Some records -
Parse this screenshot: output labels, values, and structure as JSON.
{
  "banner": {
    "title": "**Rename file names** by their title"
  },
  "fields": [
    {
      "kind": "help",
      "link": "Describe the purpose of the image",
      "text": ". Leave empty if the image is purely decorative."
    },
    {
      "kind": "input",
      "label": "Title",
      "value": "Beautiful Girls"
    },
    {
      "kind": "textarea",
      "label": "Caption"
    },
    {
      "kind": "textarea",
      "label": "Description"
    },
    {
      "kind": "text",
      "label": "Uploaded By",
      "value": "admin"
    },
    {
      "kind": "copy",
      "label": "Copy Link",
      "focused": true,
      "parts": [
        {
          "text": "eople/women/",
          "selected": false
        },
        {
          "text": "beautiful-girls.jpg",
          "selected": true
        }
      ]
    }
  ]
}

What is expected - Print the whole listing again, exactly.

Response to the exercise -
Parse this screenshot: output labels, values, and structure as JSON.
{
  "banner": {
    "title": "**Rename file names** by their title"
  },
  "fields": [
    {
      "kind": "help",
      "link": "Describe the purpose of the image",
      "text": ". Leave empty if the image is purely decorative."
    },
    {
      "kind": "input",
      "label": "Title",
      "value": "Beautiful Girls"
    },
    {
      "kind": "textarea",
      "label": "Caption"
    },
    {
      "kind": "textarea",
      "label": "Description"
    },
    {
      "kind": "text",
      "label": "Uploaded By",
      "value": "admin"
    },
    {
      "kind": "copy",
      "label": "Copy Link",
      "focused": true,
      "parts": [
        {
          "text": "eople/women/",
          "selected": false
        },
        {
          "text": "beautiful-girls.jpg",
          "selected": true
        }
      ]
    }
  ]
}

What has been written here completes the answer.